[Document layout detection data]

○ ○ ○ ○

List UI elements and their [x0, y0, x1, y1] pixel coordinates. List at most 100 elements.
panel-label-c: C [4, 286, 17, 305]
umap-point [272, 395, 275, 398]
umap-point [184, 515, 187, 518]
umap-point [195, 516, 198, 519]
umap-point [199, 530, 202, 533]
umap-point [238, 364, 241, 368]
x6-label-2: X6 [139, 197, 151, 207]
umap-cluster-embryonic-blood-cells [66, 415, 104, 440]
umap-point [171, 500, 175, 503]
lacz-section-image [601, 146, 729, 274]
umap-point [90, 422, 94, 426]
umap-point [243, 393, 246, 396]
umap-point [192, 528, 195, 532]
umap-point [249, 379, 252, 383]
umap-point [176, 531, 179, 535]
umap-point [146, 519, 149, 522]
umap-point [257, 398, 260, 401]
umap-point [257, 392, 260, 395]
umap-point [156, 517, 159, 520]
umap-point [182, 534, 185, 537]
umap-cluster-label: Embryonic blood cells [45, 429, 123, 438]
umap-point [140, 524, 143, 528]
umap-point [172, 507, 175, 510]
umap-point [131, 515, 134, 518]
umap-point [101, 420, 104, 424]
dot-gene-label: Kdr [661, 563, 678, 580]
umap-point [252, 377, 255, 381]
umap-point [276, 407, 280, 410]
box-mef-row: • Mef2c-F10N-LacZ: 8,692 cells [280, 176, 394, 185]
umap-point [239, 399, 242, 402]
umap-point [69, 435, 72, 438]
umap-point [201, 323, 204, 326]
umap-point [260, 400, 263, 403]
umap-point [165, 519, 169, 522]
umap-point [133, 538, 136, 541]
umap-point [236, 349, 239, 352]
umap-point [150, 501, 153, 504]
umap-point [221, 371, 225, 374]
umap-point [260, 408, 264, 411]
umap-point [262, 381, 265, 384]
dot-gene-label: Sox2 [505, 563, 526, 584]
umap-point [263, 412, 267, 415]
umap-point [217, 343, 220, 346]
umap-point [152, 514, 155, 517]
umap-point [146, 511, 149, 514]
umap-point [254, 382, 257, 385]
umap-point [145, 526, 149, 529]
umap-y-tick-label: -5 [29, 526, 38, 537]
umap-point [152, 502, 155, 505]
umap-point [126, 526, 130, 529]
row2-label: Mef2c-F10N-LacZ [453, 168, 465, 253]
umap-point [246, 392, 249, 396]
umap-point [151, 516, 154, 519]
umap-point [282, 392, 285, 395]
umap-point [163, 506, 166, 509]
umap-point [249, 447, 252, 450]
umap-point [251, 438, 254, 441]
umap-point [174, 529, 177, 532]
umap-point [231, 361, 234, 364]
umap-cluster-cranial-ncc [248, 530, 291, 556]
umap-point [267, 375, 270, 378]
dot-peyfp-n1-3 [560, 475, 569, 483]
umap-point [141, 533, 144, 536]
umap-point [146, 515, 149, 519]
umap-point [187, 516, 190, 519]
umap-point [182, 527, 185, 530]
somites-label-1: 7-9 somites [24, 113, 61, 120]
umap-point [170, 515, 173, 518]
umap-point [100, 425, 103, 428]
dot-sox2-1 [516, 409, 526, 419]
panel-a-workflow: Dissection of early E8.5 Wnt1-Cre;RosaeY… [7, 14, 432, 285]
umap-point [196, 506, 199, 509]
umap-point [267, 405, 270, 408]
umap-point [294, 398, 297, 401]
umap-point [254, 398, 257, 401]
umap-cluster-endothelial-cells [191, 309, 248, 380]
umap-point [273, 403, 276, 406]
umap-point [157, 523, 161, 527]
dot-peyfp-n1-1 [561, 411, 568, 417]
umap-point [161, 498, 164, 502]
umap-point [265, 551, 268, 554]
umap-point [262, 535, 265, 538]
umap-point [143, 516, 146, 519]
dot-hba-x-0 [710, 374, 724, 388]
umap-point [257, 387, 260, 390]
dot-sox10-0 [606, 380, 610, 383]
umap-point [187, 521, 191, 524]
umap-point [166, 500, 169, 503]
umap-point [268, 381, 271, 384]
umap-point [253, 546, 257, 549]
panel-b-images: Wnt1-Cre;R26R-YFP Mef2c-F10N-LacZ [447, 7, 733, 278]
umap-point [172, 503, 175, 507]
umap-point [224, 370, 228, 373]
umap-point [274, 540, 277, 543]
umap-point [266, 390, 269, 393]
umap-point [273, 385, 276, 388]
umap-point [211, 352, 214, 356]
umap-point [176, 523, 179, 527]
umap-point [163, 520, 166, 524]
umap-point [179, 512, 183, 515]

○ ○ ○ ○

### Task instructions
Your job is to copy out every line from the records above that has the word "peyfp".

### Task solution
dot-peyfp-n1-3 [560, 475, 569, 483]
dot-peyfp-n1-1 [561, 411, 568, 417]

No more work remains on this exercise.